● **What to produce**
Emit the data below verbatim, stripping out any pictures.

● **Records**
+ + + + +
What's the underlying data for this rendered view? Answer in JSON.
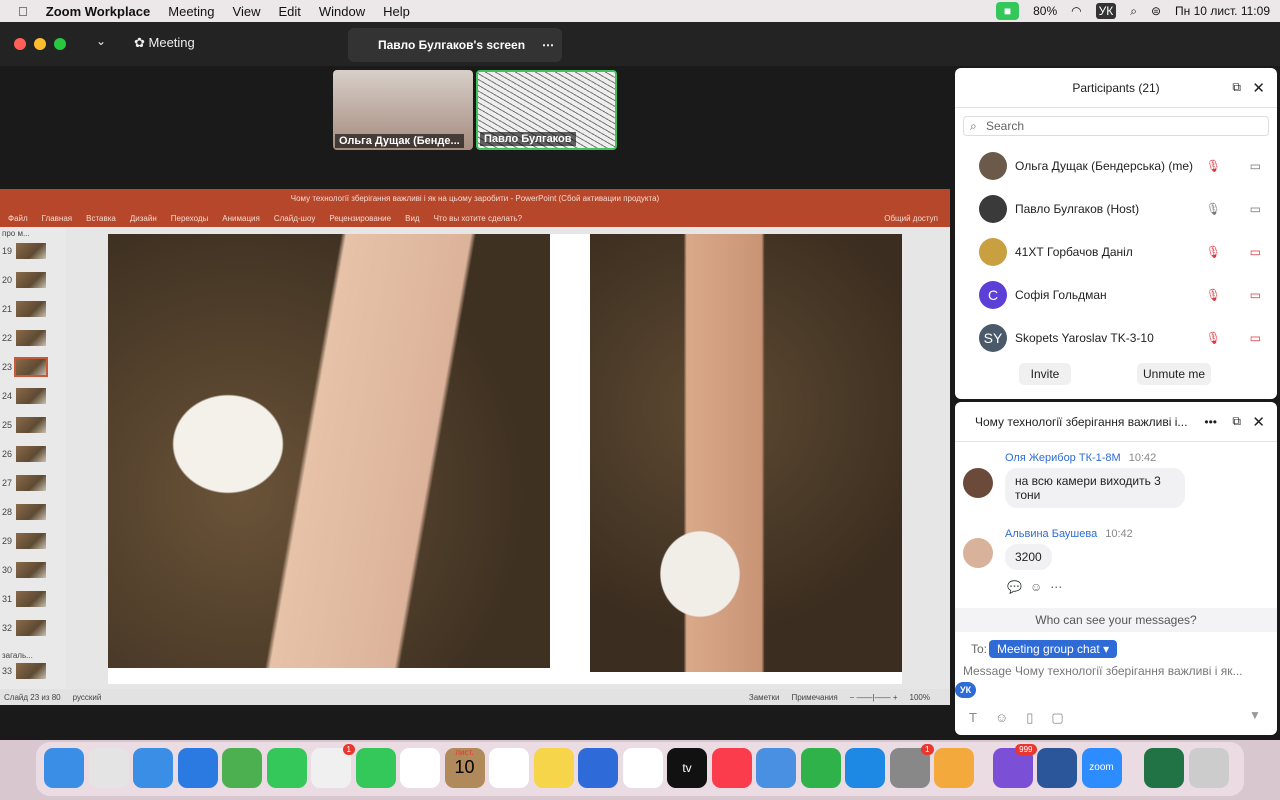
{
  "menubar": {
    "app": "Zoom Workplace",
    "items": [
      "Meeting",
      "View",
      "Edit",
      "Window",
      "Help"
    ],
    "battery": "80%",
    "keyboard": "УК",
    "datetime": "Пн 10 лист.  11:09"
  },
  "zoom": {
    "title": "Meeting",
    "share_tab": "Павло Булгаков's screen",
    "thumbnails": [
      {
        "name": "Ольга Дущак (Бенде..."
      },
      {
        "name": "Павло Булгаков"
      }
    ]
  },
  "ppt": {
    "title": "Чому технології зберігання важливі і як на цьому заробити - PowerPoint (Сбой активации продукта)",
    "ribbon": [
      "Файл",
      "Главная",
      "Вставка",
      "Дизайн",
      "Переходы",
      "Анимация",
      "Слайд-шоу",
      "Рецензирование",
      "Вид"
    ],
    "tell_me": "Что вы хотите сделать?",
    "share": "Общий доступ",
    "section1": "про м...",
    "section2": "загаль...",
    "slides": [
      "19",
      "20",
      "21",
      "22",
      "23",
      "24",
      "25",
      "26",
      "27",
      "28",
      "29",
      "30",
      "31",
      "32",
      "33"
    ],
    "selected_slide": "23",
    "status_slide": "Слайд 23 из 80",
    "language": "русский",
    "notes": "Заметки",
    "comments": "Примечания",
    "zoom": "100%"
  },
  "participants": {
    "title": "Participants (21)",
    "search_placeholder": "Search",
    "list": [
      {
        "name": "Ольга Дущак (Бендерська) (me)",
        "initials": "",
        "color": "#6b5a4a"
      },
      {
        "name": "Павло Булгаков (Host)",
        "initials": "",
        "color": "#3a3a3a"
      },
      {
        "name": "41ХТ Горбачов Даніл",
        "initials": "",
        "color": "#c9a040"
      },
      {
        "name": "Софія Гольдман",
        "initials": "C",
        "color": "#5b3fd6"
      },
      {
        "name": "Skopets Yaroslav TK-3-10",
        "initials": "SY",
        "color": "#4a5a6a"
      }
    ],
    "invite": "Invite",
    "unmute": "Unmute me"
  },
  "chat": {
    "title": "Чому технології зберігання важливі і...",
    "messages": [
      {
        "sender": "Оля Жерибор ТК-1-8М",
        "time": "10:42",
        "text": "на всю камери виходить  3 тони"
      },
      {
        "sender": "Альвина Баушева",
        "time": "10:42",
        "text": "3200"
      }
    ],
    "who_can_see": "Who can see your messages?",
    "to_label": "To:",
    "recipient": "Meeting group chat ▾",
    "placeholder": "Message Чому технології зберігання важливі і як...",
    "input_lang": "УК"
  },
  "dock": {
    "calendar_month": "лист.",
    "calendar_day": "10",
    "messages_badge": "1",
    "settings_badge": "1",
    "viber_badge": "999",
    "zoom_label": "zoom",
    "tv_label": "tv"
  }
}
+ + + + +
● **Written response**
What's the underlying data for this rendered view? Answer in JSON.
{
  "menubar": {
    "app": "Zoom Workplace",
    "items": [
      "Meeting",
      "View",
      "Edit",
      "Window",
      "Help"
    ],
    "battery": "80%",
    "keyboard": "УК",
    "datetime": "Пн 10 лист.  11:09"
  },
  "zoom": {
    "title": "Meeting",
    "share_tab": "Павло Булгаков's screen",
    "thumbnails": [
      {
        "name": "Ольга Дущак (Бенде..."
      },
      {
        "name": "Павло Булгаков"
      }
    ]
  },
  "ppt": {
    "title": "Чому технології зберігання важливі і як на цьому заробити - PowerPoint (Сбой активации продукта)",
    "ribbon": [
      "Файл",
      "Главная",
      "Вставка",
      "Дизайн",
      "Переходы",
      "Анимация",
      "Слайд-шоу",
      "Рецензирование",
      "Вид"
    ],
    "tell_me": "Что вы хотите сделать?",
    "share": "Общий доступ",
    "section1": "про м...",
    "section2": "загаль...",
    "slides": [
      "19",
      "20",
      "21",
      "22",
      "23",
      "24",
      "25",
      "26",
      "27",
      "28",
      "29",
      "30",
      "31",
      "32",
      "33"
    ],
    "selected_slide": "23",
    "status_slide": "Слайд 23 из 80",
    "language": "русский",
    "notes": "Заметки",
    "comments": "Примечания",
    "zoom": "100%"
  },
  "participants": {
    "title": "Participants (21)",
    "search_placeholder": "Search",
    "list": [
      {
        "name": "Ольга Дущак (Бендерська) (me)",
        "initials": "",
        "color": "#6b5a4a"
      },
      {
        "name": "Павло Булгаков (Host)",
        "initials": "",
        "color": "#3a3a3a"
      },
      {
        "name": "41ХТ Горбачов Даніл",
        "initials": "",
        "color": "#c9a040"
      },
      {
        "name": "Софія Гольдман",
        "initials": "C",
        "color": "#5b3fd6"
      },
      {
        "name": "Skopets Yaroslav TK-3-10",
        "initials": "SY",
        "color": "#4a5a6a"
      }
    ],
    "invite": "Invite",
    "unmute": "Unmute me"
  },
  "chat": {
    "title": "Чому технології зберігання важливі і...",
    "messages": [
      {
        "sender": "Оля Жерибор ТК-1-8М",
        "time": "10:42",
        "text": "на всю камери виходить  3 тони"
      },
      {
        "sender": "Альвина Баушева",
        "time": "10:42",
        "text": "3200"
      }
    ],
    "who_can_see": "Who can see your messages?",
    "to_label": "To:",
    "recipient": "Meeting group chat ▾",
    "placeholder": "Message Чому технології зберігання важливі і як...",
    "input_lang": "УК"
  },
  "dock": {
    "calendar_month": "лист.",
    "calendar_day": "10",
    "messages_badge": "1",
    "settings_badge": "1",
    "viber_badge": "999",
    "zoom_label": "zoom",
    "tv_label": "tv"
  }
}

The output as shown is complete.